In the records that follow, locate every line with "face" and extract it.

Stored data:
..............................

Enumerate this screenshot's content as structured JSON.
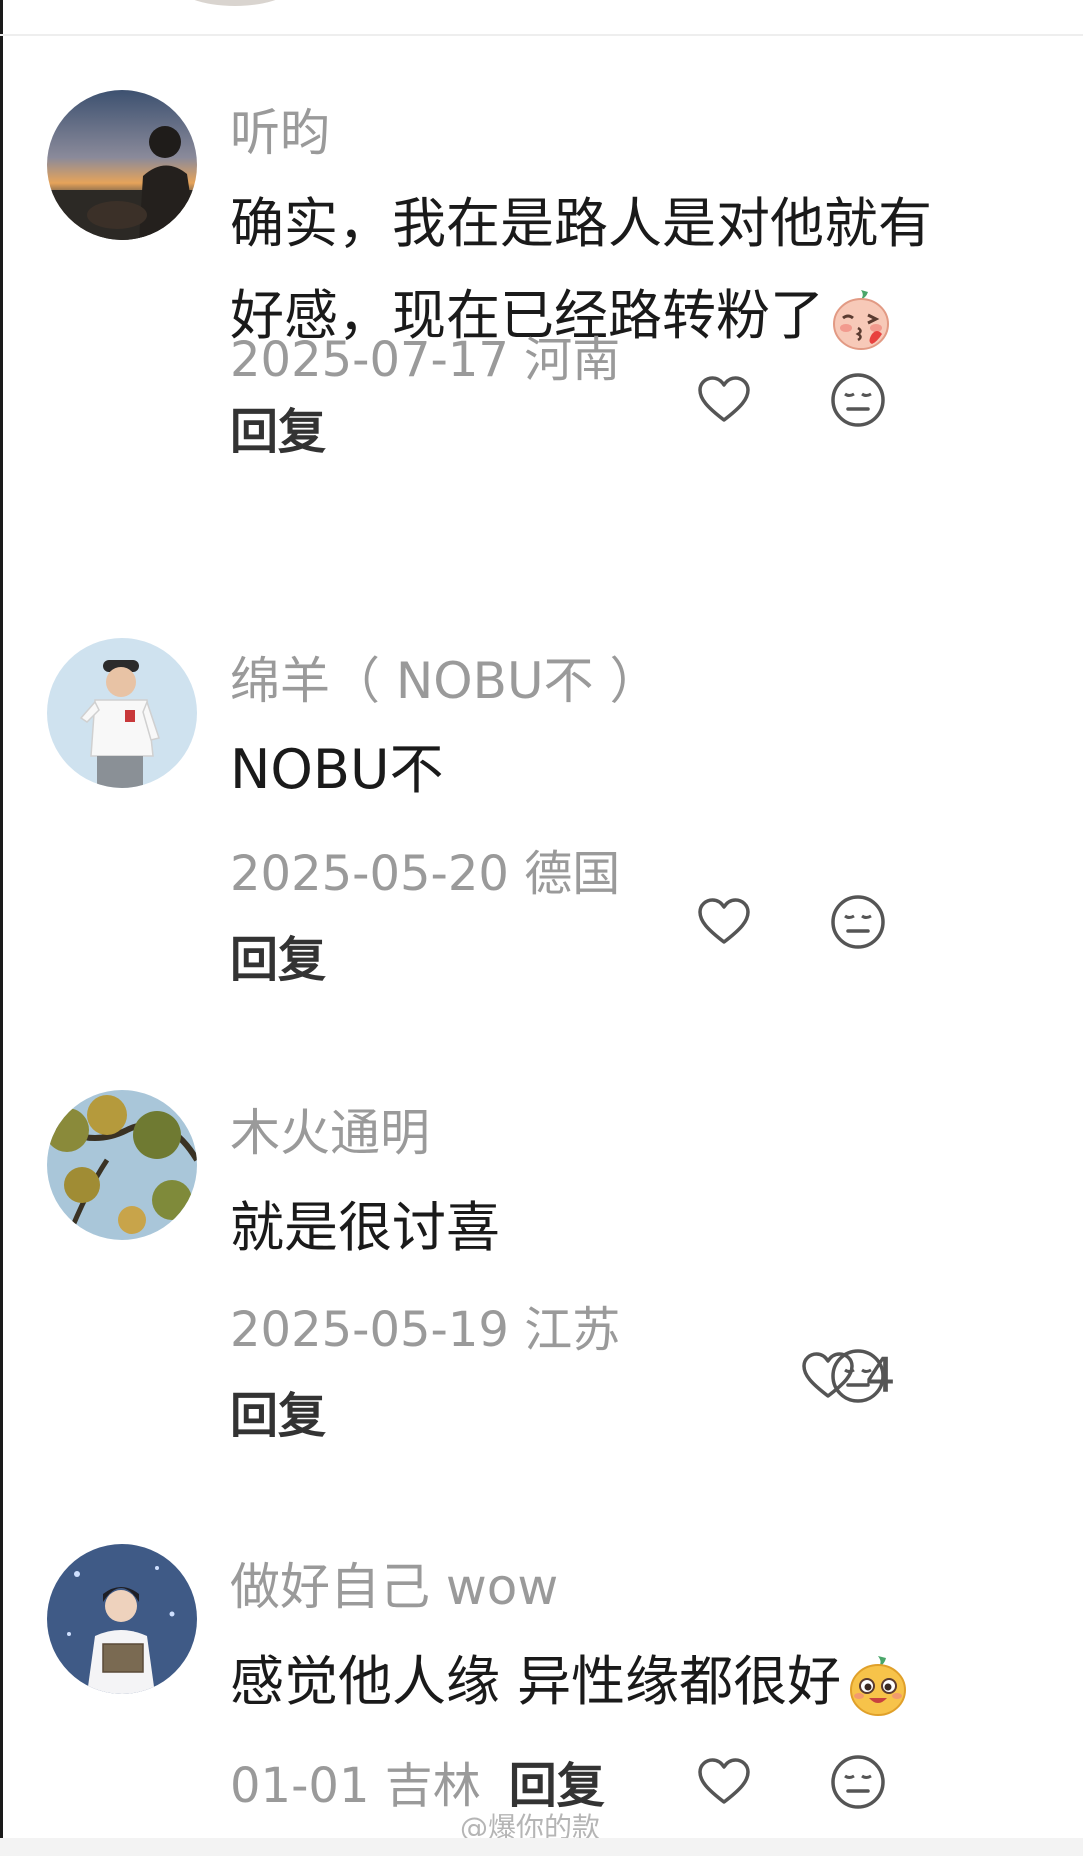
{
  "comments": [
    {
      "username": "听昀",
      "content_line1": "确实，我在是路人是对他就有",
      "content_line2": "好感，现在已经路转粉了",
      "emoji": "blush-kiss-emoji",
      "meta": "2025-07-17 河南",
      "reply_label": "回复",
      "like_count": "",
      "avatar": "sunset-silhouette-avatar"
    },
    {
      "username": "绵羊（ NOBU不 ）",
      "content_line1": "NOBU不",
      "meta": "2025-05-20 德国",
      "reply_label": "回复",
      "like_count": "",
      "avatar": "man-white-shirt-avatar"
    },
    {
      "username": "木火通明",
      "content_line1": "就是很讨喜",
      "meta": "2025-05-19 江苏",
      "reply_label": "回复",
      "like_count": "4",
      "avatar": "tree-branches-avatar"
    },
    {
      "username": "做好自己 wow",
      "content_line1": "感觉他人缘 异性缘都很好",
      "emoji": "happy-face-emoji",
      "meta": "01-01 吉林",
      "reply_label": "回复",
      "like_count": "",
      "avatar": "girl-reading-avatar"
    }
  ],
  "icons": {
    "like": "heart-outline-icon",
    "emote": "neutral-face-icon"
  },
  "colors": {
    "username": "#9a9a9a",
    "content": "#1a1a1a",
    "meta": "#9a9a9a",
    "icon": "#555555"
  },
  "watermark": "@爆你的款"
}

..............................

● Completed exercise:
      "emoji": "happy-face-emoji",
    "emote": "neutral-face-icon"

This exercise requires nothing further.